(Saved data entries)
>> begin

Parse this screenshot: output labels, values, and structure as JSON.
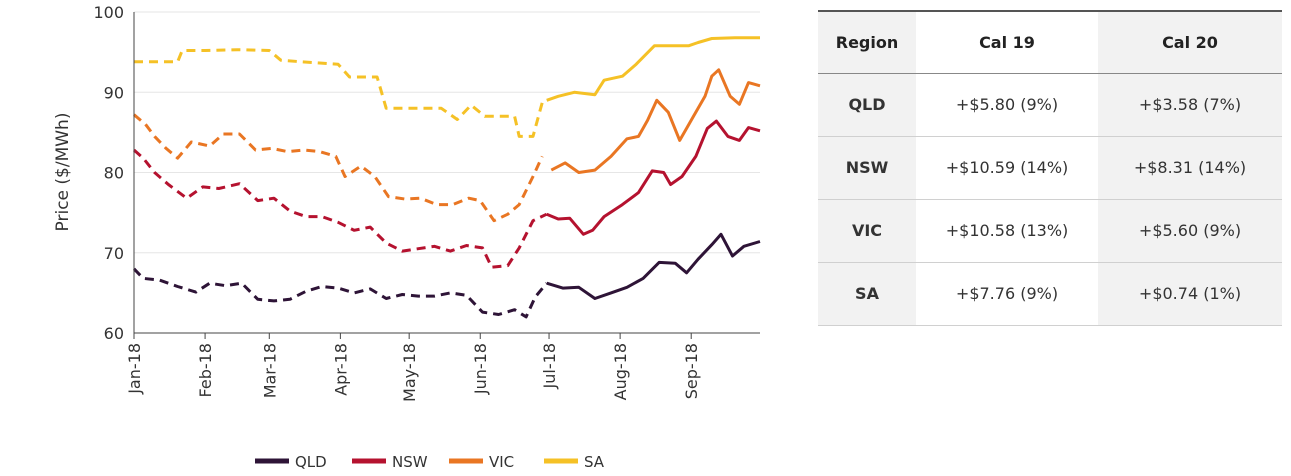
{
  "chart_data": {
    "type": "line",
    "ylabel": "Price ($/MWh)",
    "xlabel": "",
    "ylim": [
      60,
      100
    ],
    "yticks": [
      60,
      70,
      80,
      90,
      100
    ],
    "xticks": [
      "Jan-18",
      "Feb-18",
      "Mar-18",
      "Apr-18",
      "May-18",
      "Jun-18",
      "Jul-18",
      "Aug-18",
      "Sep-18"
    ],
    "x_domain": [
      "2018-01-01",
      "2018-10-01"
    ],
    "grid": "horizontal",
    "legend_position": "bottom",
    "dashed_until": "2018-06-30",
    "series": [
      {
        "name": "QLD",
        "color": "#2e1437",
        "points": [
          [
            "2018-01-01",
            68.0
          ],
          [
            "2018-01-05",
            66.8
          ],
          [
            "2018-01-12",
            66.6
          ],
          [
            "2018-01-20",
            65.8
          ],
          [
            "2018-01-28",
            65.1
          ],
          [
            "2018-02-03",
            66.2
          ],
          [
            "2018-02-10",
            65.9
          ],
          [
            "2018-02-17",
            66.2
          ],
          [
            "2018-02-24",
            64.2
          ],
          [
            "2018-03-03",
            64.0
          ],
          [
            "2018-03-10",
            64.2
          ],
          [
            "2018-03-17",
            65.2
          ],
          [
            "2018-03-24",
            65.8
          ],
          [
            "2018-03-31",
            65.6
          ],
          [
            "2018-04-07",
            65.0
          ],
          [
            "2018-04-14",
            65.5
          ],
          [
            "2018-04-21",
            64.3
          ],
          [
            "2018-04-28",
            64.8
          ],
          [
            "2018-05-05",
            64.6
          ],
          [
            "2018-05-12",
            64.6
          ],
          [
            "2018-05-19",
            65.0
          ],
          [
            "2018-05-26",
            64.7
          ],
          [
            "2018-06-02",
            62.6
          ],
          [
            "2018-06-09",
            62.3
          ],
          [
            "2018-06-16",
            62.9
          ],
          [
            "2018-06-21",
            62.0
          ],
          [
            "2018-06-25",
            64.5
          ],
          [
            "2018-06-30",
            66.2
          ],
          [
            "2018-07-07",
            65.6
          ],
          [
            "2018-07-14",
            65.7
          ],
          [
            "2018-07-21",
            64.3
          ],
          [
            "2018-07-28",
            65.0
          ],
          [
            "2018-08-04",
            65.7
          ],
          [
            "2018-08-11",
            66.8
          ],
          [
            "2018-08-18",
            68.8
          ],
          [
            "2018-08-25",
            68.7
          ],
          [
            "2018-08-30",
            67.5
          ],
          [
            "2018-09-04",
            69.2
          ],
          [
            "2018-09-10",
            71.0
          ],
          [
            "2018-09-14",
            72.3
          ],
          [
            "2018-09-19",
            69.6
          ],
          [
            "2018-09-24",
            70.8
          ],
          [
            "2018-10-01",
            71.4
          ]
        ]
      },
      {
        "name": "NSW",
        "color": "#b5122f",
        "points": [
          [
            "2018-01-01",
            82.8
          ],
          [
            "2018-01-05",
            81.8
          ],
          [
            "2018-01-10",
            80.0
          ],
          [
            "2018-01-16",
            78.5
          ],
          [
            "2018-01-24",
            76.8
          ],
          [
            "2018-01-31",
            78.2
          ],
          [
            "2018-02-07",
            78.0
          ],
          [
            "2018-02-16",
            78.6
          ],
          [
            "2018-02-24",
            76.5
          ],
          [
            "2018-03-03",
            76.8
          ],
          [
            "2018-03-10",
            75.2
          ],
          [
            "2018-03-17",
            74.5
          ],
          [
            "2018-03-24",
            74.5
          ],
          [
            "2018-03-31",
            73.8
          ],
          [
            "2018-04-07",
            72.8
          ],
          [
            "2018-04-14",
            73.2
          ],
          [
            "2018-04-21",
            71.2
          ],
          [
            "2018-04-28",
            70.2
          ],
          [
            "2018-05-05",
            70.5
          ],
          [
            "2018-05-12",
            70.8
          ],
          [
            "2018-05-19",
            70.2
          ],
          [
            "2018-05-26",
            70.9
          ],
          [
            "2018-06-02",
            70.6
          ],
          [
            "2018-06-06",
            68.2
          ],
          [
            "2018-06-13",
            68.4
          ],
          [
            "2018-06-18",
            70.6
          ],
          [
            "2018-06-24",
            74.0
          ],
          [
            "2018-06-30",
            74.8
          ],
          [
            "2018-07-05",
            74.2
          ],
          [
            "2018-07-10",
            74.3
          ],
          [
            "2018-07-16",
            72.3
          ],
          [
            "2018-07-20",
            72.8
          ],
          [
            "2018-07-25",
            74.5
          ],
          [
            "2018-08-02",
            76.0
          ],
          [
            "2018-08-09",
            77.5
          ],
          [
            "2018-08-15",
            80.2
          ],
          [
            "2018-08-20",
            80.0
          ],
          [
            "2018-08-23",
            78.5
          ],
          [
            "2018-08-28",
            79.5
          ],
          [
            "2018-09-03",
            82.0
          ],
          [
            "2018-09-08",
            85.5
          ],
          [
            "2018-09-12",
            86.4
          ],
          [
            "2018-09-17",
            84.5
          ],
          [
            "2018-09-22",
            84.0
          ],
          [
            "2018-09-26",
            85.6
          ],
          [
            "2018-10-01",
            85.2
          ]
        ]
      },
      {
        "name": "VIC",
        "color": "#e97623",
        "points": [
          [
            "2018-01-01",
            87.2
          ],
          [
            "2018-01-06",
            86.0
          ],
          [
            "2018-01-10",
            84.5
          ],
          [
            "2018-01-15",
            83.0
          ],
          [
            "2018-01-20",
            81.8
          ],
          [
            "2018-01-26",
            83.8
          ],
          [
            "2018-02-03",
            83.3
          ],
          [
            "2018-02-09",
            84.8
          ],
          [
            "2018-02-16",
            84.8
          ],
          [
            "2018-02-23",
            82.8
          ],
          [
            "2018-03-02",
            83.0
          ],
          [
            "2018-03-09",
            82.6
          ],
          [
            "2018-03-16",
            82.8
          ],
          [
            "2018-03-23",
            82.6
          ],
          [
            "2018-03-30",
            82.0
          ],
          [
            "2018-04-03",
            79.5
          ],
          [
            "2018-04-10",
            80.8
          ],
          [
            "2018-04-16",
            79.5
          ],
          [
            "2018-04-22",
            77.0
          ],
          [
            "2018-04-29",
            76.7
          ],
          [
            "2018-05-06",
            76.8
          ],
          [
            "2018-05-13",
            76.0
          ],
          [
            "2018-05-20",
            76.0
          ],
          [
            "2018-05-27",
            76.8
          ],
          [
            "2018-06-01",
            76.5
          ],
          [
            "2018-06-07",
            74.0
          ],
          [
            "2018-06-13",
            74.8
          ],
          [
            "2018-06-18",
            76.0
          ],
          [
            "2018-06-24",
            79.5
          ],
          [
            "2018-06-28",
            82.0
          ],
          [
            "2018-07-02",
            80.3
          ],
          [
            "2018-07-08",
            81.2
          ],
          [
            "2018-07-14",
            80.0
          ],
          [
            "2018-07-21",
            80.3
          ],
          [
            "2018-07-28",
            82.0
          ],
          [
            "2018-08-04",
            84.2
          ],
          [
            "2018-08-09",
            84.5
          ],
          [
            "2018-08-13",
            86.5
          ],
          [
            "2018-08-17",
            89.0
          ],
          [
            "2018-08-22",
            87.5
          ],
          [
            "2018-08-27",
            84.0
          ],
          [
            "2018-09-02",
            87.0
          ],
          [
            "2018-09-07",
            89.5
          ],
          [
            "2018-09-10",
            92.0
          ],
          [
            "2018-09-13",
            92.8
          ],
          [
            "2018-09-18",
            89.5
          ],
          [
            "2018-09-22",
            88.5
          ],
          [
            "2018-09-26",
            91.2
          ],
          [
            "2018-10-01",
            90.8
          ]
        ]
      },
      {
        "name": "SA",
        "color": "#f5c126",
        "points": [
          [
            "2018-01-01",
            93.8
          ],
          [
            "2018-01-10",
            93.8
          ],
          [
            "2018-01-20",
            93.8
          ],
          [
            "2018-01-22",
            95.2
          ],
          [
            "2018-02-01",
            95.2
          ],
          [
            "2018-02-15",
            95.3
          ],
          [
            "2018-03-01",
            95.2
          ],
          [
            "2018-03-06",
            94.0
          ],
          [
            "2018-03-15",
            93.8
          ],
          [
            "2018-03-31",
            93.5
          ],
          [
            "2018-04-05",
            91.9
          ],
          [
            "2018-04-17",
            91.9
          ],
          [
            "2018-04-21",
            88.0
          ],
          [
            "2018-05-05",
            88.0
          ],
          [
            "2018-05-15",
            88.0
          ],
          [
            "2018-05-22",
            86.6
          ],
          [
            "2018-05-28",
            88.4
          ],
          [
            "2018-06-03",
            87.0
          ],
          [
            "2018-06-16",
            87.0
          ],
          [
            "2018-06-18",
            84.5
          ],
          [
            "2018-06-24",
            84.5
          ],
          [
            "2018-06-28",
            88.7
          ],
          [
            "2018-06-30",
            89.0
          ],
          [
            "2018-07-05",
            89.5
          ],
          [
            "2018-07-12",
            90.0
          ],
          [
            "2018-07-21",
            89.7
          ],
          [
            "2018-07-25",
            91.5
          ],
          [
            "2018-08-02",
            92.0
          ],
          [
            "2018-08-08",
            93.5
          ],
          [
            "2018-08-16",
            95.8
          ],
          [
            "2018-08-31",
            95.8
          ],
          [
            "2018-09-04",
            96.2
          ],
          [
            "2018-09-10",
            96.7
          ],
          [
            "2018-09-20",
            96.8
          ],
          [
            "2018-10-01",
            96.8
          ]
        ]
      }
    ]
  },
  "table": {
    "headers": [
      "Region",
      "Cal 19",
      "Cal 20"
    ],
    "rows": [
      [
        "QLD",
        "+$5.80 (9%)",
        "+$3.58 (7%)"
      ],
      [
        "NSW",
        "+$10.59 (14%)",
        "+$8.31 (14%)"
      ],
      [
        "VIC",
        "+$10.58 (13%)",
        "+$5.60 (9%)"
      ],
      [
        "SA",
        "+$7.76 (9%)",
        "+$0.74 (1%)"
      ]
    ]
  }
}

>> end

EXERCISE.
Copy out the lines in which the string "color" appears.

RESPONSE.
        "color": "#2e1437",
        "color": "#b5122f",
        "color": "#e97623",
        "color": "#f5c126",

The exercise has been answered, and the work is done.